:: Stated goal ::
Translate this sentence from the introduction on cloud oversubscription into Spanish: "A large body of research has been dedicated to alleviate the oversubscription problem."

:: Quoted passage ::
Keywords

1 Introduction

With Cloud and Edge Computing gaining more popularity as the back-end platform of many applications, the need for efficient use of these platforms is of paramount importance for individual users and businesses. A common practice to efficiently utilize cloud resources is to use a central queue of arriving tasks with a scheduler that allocates these tasks to a scalable pool of worker Virtual Machines (VMs). The tasks often have individual deadlines that failure to meet them compromises the Quality of Experience (QoE) expected by the end-users.

Although cloud providers supply virtually unlimited resources, users generally have budget constraints, thus, cannot lavishly acquire cloud resources (VMs) [2]. Such limitation raises the oversubscription problem, particularly, when there is a surge in the tasks arriving to the system. An oversubscribed system is defined as a system that is overwhelmed with arriving tasks to the extent that there is no way to meet the deadlines of all the tasks, thus, violating end-users’ QoE.

A large body of research has been dedicated to alleviate the oversubscription problem. The approaches undertaken in these research works follow two main lines of thinking; First, allocation-based approaches that try to minimize the impact of oversubscription through efficient mapping (scheduling) of the tasks to the resources. Second, approaches based on computational reuse that avoid or alleviates the oversubscription through efficient caching of the computational results.

Although both of the aforementioned approaches are effective, they are limited in certain ways. The allocation-based approaches cannot entirely resolve the oversubscription because there is no such a solution according to the above-mentioned definition. In addition, many of the approaches are based on complex scheduling algorithms that impose extra overhead to the already oversubscribed system. The approaches based on computational reuse are also limited because they can only reuse the computations for tasks that are identical to the ones already completed and cached. In other words, if two tasks share part of their computation, it cannot be captured by current caching techniques.

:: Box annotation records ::

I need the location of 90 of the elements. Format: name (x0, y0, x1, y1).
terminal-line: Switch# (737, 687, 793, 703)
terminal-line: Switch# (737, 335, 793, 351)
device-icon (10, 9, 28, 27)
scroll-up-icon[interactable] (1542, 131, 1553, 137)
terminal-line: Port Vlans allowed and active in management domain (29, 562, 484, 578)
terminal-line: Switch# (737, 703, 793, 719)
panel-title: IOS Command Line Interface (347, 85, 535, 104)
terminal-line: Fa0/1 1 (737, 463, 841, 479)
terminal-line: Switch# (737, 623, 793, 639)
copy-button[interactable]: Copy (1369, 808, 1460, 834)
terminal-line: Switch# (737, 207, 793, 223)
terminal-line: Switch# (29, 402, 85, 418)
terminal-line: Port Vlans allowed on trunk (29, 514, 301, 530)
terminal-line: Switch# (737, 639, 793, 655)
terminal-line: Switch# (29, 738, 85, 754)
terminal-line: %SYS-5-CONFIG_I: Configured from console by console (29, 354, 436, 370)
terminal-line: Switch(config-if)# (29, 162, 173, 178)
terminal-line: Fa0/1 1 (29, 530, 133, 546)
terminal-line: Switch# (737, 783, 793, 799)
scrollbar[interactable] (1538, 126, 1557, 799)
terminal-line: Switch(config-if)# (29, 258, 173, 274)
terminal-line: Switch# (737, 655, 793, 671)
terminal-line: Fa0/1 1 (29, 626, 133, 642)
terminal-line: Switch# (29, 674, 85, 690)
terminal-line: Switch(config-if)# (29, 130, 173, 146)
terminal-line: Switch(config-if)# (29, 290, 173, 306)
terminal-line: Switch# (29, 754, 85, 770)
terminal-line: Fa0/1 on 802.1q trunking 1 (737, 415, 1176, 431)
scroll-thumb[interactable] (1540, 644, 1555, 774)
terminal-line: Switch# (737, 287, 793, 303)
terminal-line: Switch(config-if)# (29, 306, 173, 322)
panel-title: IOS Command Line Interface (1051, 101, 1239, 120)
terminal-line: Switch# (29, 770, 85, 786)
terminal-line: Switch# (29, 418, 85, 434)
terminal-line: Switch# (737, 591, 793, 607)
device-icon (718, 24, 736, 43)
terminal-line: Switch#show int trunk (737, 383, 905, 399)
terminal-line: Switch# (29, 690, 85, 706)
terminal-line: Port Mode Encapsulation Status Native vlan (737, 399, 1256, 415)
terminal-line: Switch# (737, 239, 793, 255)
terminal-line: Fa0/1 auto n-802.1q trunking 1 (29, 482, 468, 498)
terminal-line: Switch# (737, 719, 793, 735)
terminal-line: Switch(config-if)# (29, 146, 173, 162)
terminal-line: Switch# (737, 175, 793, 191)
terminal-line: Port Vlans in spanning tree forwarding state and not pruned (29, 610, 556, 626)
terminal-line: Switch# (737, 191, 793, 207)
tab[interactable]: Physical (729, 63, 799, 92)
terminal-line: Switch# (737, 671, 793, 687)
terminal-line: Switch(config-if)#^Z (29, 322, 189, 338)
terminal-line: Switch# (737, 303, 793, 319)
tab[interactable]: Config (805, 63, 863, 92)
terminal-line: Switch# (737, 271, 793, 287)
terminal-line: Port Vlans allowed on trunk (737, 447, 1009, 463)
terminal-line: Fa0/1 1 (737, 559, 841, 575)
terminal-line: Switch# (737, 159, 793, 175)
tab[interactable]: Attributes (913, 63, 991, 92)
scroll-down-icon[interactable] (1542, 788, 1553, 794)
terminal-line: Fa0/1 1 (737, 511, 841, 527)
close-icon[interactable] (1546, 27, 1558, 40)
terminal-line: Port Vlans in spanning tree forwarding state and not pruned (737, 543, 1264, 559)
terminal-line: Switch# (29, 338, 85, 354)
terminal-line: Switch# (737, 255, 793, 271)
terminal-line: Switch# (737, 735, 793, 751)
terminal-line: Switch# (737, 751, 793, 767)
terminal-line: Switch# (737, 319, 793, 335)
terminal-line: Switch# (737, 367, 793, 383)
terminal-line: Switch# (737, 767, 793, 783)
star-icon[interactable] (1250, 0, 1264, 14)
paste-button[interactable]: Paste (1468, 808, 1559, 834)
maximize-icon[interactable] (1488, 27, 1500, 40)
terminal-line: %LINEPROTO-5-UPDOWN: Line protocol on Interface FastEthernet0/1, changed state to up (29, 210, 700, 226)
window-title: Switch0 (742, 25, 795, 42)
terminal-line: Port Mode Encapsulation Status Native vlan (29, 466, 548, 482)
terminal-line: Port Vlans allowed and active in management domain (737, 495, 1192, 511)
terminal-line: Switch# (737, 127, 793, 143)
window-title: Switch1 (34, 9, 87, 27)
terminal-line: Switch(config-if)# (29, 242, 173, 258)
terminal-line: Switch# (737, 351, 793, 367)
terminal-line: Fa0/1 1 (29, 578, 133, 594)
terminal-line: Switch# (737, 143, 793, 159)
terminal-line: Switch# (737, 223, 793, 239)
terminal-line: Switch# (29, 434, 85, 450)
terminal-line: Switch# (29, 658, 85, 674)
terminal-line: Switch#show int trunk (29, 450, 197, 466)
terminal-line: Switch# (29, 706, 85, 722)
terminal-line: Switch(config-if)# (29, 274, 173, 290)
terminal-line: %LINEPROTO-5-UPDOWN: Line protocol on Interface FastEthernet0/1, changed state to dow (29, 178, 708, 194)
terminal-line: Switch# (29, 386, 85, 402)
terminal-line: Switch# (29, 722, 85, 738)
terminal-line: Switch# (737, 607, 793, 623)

:: Response to this task ::
Un gran volumen de investigación se ha dedicado a aliviar el problema de la sobresuscripción.